• Aim of the exercise:
Return all lines in the material below that contain "JSON".

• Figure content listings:
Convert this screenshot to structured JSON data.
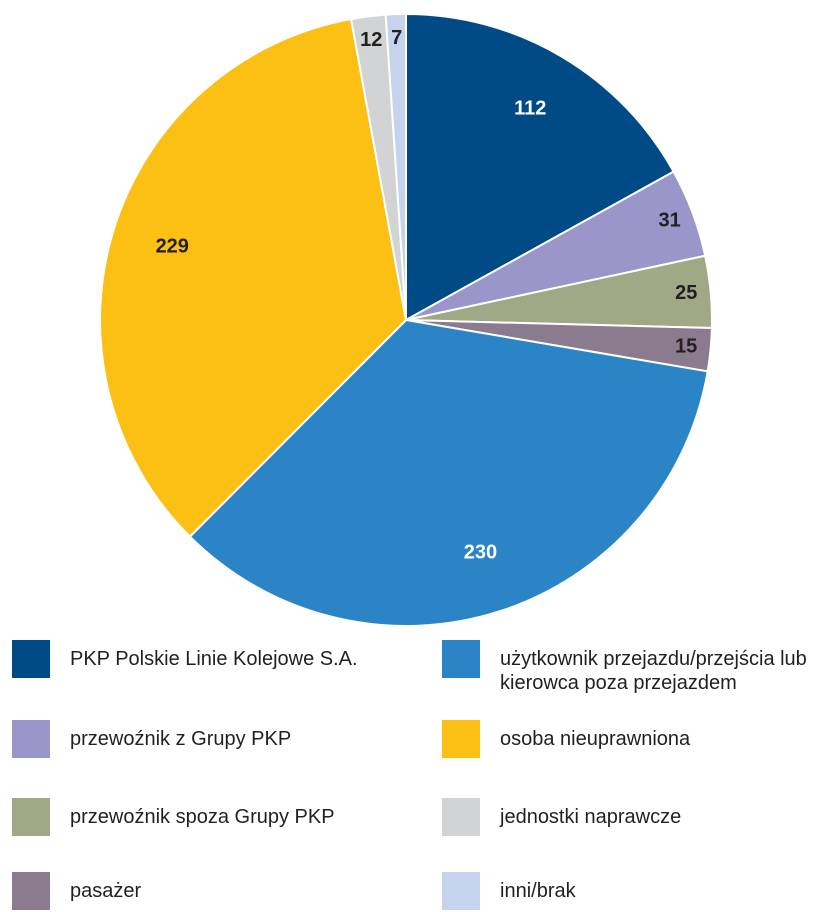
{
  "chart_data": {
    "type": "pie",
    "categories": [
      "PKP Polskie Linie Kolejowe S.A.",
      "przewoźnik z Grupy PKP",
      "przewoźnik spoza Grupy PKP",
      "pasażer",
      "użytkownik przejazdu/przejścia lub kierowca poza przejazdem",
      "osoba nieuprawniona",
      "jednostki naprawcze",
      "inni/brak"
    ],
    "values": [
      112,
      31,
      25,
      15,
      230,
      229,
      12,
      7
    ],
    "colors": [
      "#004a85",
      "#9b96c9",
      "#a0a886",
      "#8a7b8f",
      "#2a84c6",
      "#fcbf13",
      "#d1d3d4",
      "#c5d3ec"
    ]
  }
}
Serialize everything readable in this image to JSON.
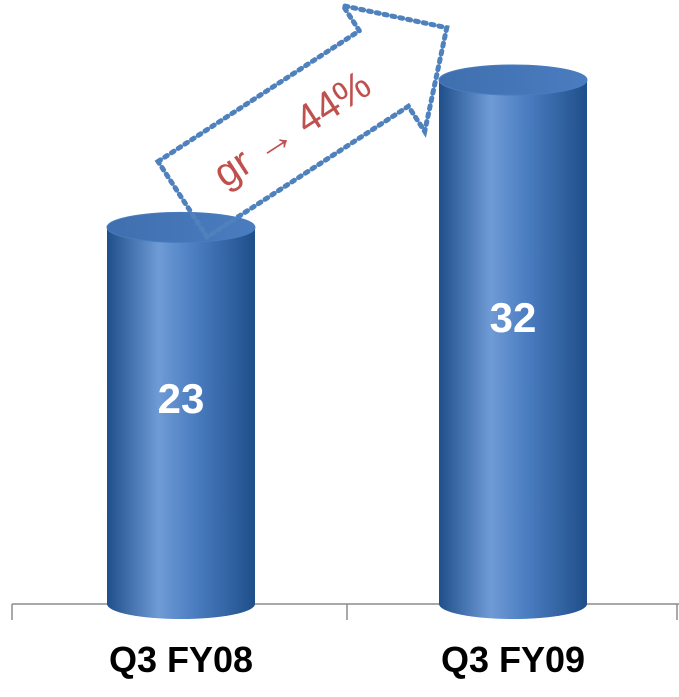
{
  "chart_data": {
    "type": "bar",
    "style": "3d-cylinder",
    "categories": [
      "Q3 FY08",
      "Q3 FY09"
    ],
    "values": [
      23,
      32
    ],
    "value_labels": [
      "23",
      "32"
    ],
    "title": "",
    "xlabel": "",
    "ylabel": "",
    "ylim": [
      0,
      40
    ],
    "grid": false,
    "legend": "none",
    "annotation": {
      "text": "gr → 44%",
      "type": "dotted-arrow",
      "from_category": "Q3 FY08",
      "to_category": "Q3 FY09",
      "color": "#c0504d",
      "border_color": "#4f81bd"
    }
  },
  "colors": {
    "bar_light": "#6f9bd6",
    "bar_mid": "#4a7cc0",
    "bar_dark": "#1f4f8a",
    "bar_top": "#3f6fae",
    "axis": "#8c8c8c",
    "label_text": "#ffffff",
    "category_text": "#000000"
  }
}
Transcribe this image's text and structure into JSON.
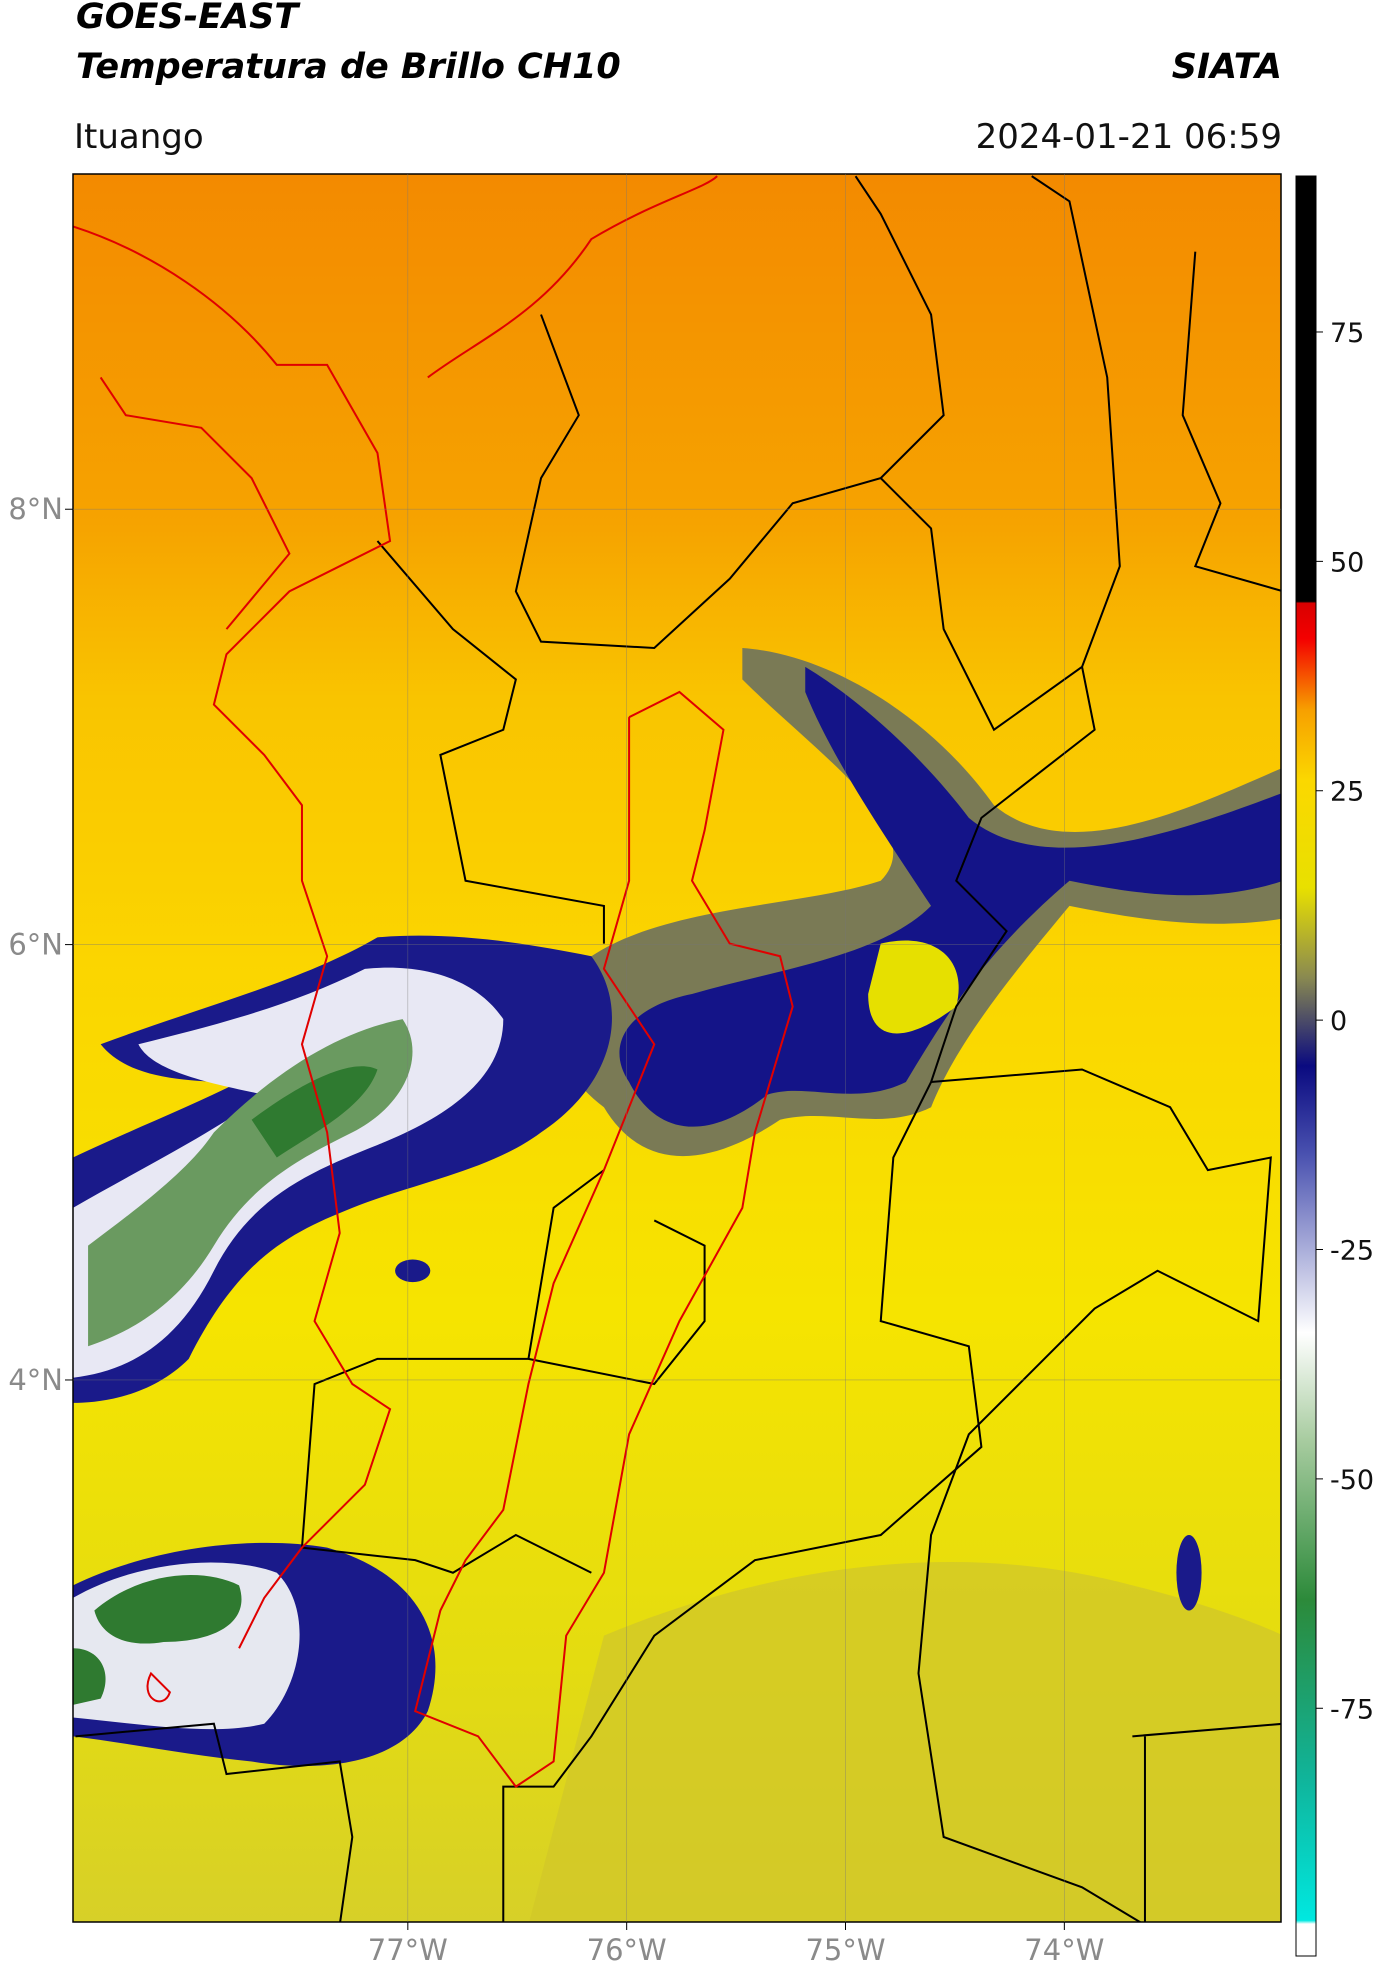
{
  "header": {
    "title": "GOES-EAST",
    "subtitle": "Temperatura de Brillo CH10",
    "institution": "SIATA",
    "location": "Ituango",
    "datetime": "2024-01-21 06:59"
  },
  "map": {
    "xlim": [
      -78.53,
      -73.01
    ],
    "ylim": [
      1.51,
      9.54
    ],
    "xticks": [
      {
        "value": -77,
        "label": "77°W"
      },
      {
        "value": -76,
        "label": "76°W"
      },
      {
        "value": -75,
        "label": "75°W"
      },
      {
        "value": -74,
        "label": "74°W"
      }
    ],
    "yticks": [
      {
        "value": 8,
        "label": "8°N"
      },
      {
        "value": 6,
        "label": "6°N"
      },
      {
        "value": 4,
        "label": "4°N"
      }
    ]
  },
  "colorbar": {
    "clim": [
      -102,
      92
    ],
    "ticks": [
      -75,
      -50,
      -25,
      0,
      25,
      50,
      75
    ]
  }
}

• Result for this exercise:
Convert this screenshot to structured JSON data.
Serialize everything readable in this image to JSON.
Transcribe this image's text and structure into JSON.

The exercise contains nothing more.